***** The records *****
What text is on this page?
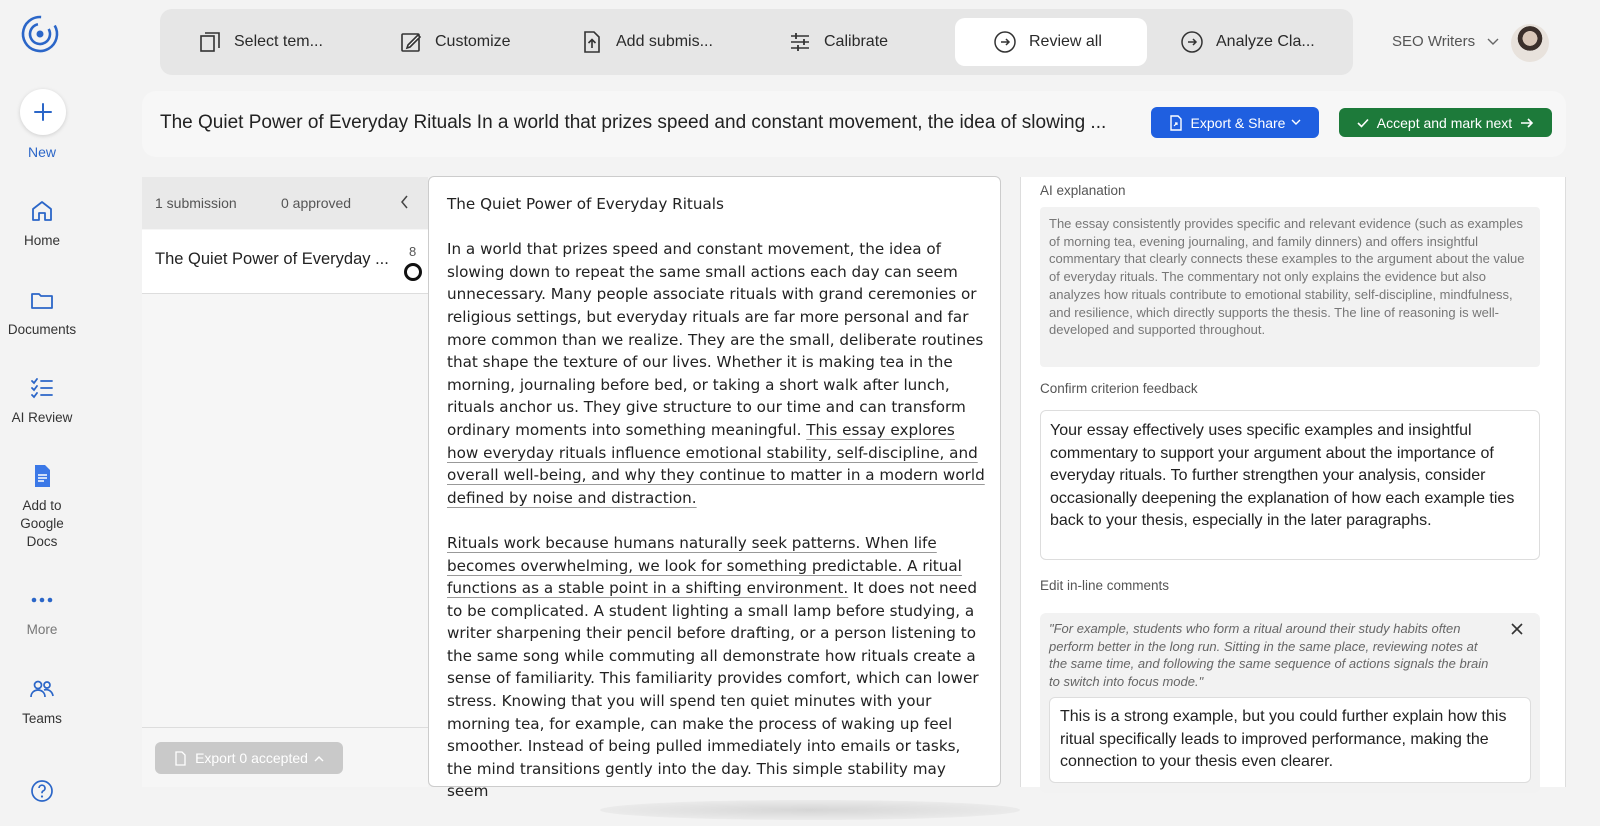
New
Home
Documents
AI Review
Add to Google Docs
More
Teams
Select tem...	Customize	Add submis...	Calibrate	Review all	Analyze Cla...	SEO Writers
The Quiet Power of Everyday Rituals In a world that prizes speed and constant movement, the idea of slowing ...	Export & Share	Accept and mark next
1 submission	0 approved
The Quiet Power of Everyday ...	8
Export 0 accepted

The Quiet Power of Everyday Rituals

In a world that prizes speed and constant movement, the idea of slowing down to repeat the same small actions each day can seem unnecessary. Many people associate rituals with grand ceremonies or religious settings, but everyday rituals are far more personal and far more common than we realize. They are the small, deliberate routines that shape the texture of our lives. Whether it is making tea in the morning, journaling before bed, or taking a short walk after lunch, rituals anchor us. They give structure to our time and can transform ordinary moments into something meaningful. This essay explores how everyday rituals influence emotional stability, self-discipline, and overall well-being, and why they continue to matter in a modern world defined by noise and distraction.

Rituals work because humans naturally seek patterns. When life becomes overwhelming, we look for something predictable. A ritual functions as a stable point in a shifting environment. It does not need to be complicated. A student lighting a small lamp before studying, a writer sharpening their pencil before drafting, or a person listening to the same song while commuting all demonstrate how rituals create a sense of familiarity. This familiarity provides comfort, which can lower stress. Knowing that you will spend ten quiet minutes with your morning tea, for example, can make the process of waking up feel smoother. Instead of being pulled immediately into emails or tasks, the mind transitions gently into the day. This simple stability may seem

AI explanation
The essay consistently provides specific and relevant evidence (such as examples of morning tea, evening journaling, and family dinners) and offers insightful commentary that clearly connects these examples to the argument about the value of everyday rituals. The commentary not only explains the evidence but also analyzes how rituals contribute to emotional stability, self-discipline, mindfulness, and resilience, which directly supports the thesis. The line of reasoning is well-developed and supported throughout.
Confirm criterion feedback
Your essay effectively uses specific examples and insightful commentary to support your argument about the importance of everyday rituals. To further strengthen your analysis, consider occasionally deepening the explanation of how each example ties back to your thesis, especially in the later paragraphs.
Edit in-line comments
"For example, students who form a ritual around their study habits often perform better in the long run. Sitting in the same place, reviewing notes at the same time, and following the same sequence of actions signals the brain to switch into focus mode."
This is a strong example, but you could further explain how this ritual specifically leads to improved performance, making the connection to your thesis even clearer.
*****
__What to produce__
Quote the entries in full. Any image among them is to be omitted from the copy.

__Full response__
What text is on this page?
New
Home
Documents
AI Review
Add to Google Docs
More
Teams
Select tem...	Customize	Add submis...	Calibrate	Review all	Analyze Cla...	SEO Writers
The Quiet Power of Everyday Rituals In a world that prizes speed and constant movement, the idea of slowing ...	Export & Share	Accept and mark next
1 submission	0 approved
The Quiet Power of Everyday ...	8
Export 0 accepted

The Quiet Power of Everyday Rituals

In a world that prizes speed and constant movement, the idea of slowing down to repeat the same small actions each day can seem unnecessary. Many people associate rituals with grand ceremonies or religious settings, but everyday rituals are far more personal and far more common than we realize. They are the small, deliberate routines that shape the texture of our lives. Whether it is making tea in the morning, journaling before bed, or taking a short walk after lunch, rituals anchor us. They give structure to our time and can transform ordinary moments into something meaningful. This essay explores how everyday rituals influence emotional stability, self-discipline, and overall well-being, and why they continue to matter in a modern world defined by noise and distraction.

Rituals work because humans naturally seek patterns. When life becomes overwhelming, we look for something predictable. A ritual functions as a stable point in a shifting environment. It does not need to be complicated. A student lighting a small lamp before studying, a writer sharpening their pencil before drafting, or a person listening to the same song while commuting all demonstrate how rituals create a sense of familiarity. This familiarity provides comfort, which can lower stress. Knowing that you will spend ten quiet minutes with your morning tea, for example, can make the process of waking up feel smoother. Instead of being pulled immediately into emails or tasks, the mind transitions gently into the day. This simple stability may seem

AI explanation
The essay consistently provides specific and relevant evidence (such as examples of morning tea, evening journaling, and family dinners) and offers insightful commentary that clearly connects these examples to the argument about the value of everyday rituals. The commentary not only explains the evidence but also analyzes how rituals contribute to emotional stability, self-discipline, mindfulness, and resilience, which directly supports the thesis. The line of reasoning is well-developed and supported throughout.
Confirm criterion feedback
Your essay effectively uses specific examples and insightful commentary to support your argument about the importance of everyday rituals. To further strengthen your analysis, consider occasionally deepening the explanation of how each example ties back to your thesis, especially in the later paragraphs.
Edit in-line comments
"For example, students who form a ritual around their study habits often perform better in the long run. Sitting in the same place, reviewing notes at the same time, and following the same sequence of actions signals the brain to switch into focus mode."
This is a strong example, but you could further explain how this ritual specifically leads to improved performance, making the connection to your thesis even clearer.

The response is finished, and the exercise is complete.